## Dataset rows
========================

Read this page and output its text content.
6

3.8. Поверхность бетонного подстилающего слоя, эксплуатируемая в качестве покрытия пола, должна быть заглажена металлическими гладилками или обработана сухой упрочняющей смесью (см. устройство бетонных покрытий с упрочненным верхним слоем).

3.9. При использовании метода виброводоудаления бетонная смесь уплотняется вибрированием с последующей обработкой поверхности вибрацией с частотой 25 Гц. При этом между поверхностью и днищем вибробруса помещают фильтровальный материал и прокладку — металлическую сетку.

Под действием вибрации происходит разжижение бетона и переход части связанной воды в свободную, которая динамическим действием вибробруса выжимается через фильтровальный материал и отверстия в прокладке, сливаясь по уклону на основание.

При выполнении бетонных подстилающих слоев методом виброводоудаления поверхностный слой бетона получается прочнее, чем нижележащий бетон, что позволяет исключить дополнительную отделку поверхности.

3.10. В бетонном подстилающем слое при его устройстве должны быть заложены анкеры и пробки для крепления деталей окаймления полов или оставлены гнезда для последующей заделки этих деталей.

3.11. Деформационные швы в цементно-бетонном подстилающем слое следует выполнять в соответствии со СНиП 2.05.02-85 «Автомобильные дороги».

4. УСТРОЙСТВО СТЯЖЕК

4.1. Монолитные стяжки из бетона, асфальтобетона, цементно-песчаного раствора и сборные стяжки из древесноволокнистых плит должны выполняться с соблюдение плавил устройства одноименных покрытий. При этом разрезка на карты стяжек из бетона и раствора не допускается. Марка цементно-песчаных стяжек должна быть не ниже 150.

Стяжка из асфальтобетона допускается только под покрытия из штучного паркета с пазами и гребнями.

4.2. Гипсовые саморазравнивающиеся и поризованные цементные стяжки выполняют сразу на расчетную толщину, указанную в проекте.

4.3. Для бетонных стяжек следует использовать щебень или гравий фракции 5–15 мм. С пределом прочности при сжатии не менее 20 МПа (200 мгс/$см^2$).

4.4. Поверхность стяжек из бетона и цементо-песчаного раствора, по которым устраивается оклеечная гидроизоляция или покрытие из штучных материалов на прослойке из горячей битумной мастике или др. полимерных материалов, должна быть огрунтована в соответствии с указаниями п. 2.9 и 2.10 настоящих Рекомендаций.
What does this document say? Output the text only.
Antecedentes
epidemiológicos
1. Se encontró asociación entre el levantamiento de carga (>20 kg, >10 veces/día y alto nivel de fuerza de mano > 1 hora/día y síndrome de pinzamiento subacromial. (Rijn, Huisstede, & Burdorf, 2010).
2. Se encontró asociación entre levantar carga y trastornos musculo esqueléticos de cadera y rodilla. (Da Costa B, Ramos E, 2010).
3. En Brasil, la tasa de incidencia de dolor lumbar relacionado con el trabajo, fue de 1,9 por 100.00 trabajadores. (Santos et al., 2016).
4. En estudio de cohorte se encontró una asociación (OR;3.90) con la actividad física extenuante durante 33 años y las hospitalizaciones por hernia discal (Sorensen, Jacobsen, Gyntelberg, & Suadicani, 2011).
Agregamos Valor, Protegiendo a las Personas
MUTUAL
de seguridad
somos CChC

========================

## What the exercise asks
Reproduce the full listing word for word.

## Task response
Read this page and output its text content.
6

3.8. Поверхность бетонного подстилающего слоя, эксплуатируемая в качестве покрытия пола, должна быть заглажена металлическими гладилками или обработана сухой упрочняющей смесью (см. устройство бетонных покрытий с упрочненным верхним слоем).

3.9. При использовании метода виброводоудаления бетонная смесь уплотняется вибрированием с последующей обработкой поверхности вибрацией с частотой 25 Гц. При этом между поверхностью и днищем вибробруса помещают фильтровальный материал и прокладку — металлическую сетку.

Под действием вибрации происходит разжижение бетона и переход части связанной воды в свободную, которая динамическим действием вибробруса выжимается через фильтровальный материал и отверстия в прокладке, сливаясь по уклону на основание.

При выполнении бетонных подстилающих слоев методом виброводоудаления поверхностный слой бетона получается прочнее, чем нижележащий бетон, что позволяет исключить дополнительную отделку поверхности.

3.10. В бетонном подстилающем слое при его устройстве должны быть заложены анкеры и пробки для крепления деталей окаймления полов или оставлены гнезда для последующей заделки этих деталей.

3.11. Деформационные швы в цементно-бетонном подстилающем слое следует выполнять в соответствии со СНиП 2.05.02-85 «Автомобильные дороги».

4. УСТРОЙСТВО СТЯЖЕК

4.1. Монолитные стяжки из бетона, асфальтобетона, цементно-песчаного раствора и сборные стяжки из древесноволокнистых плит должны выполняться с соблюдение плавил устройства одноименных покрытий. При этом разрезка на карты стяжек из бетона и раствора не допускается. Марка цементно-песчаных стяжек должна быть не ниже 150.

Стяжка из асфальтобетона допускается только под покрытия из штучного паркета с пазами и гребнями.

4.2. Гипсовые саморазравнивающиеся и поризованные цементные стяжки выполняют сразу на расчетную толщину, указанную в проекте.

4.3. Для бетонных стяжек следует использовать щебень или гравий фракции 5–15 мм. С пределом прочности при сжатии не менее 20 МПа (200 мгс/$см^2$).

4.4. Поверхность стяжек из бетона и цементо-песчаного раствора, по которым устраивается оклеечная гидроизоляция или покрытие из штучных материалов на прослойке из горячей битумной мастике или др. полимерных материалов, должна быть огрунтована в соответствии с указаниями п. 2.9 и 2.10 настоящих Рекомендаций.
What does this document say? Output the text only.
Antecedentes
epidemiológicos
1. Se encontró asociación entre el levantamiento de carga (>20 kg, >10 veces/día y alto nivel de fuerza de mano > 1 hora/día y síndrome de pinzamiento subacromial. (Rijn, Huisstede, & Burdorf, 2010).
2. Se encontró asociación entre levantar carga y trastornos musculo esqueléticos de cadera y rodilla. (Da Costa B, Ramos E, 2010).
3. En Brasil, la tasa de incidencia de dolor lumbar relacionado con el trabajo, fue de 1,9 por 100.00 trabajadores. (Santos et al., 2016).
4. En estudio de cohorte se encontró una asociación (OR;3.90) con la actividad física extenuante durante 33 años y las hospitalizaciones por hernia discal (Sorensen, Jacobsen, Gyntelberg, & Suadicani, 2011).
Agregamos Valor, Protegiendo a las Personas
MUTUAL
de seguridad
somos CChC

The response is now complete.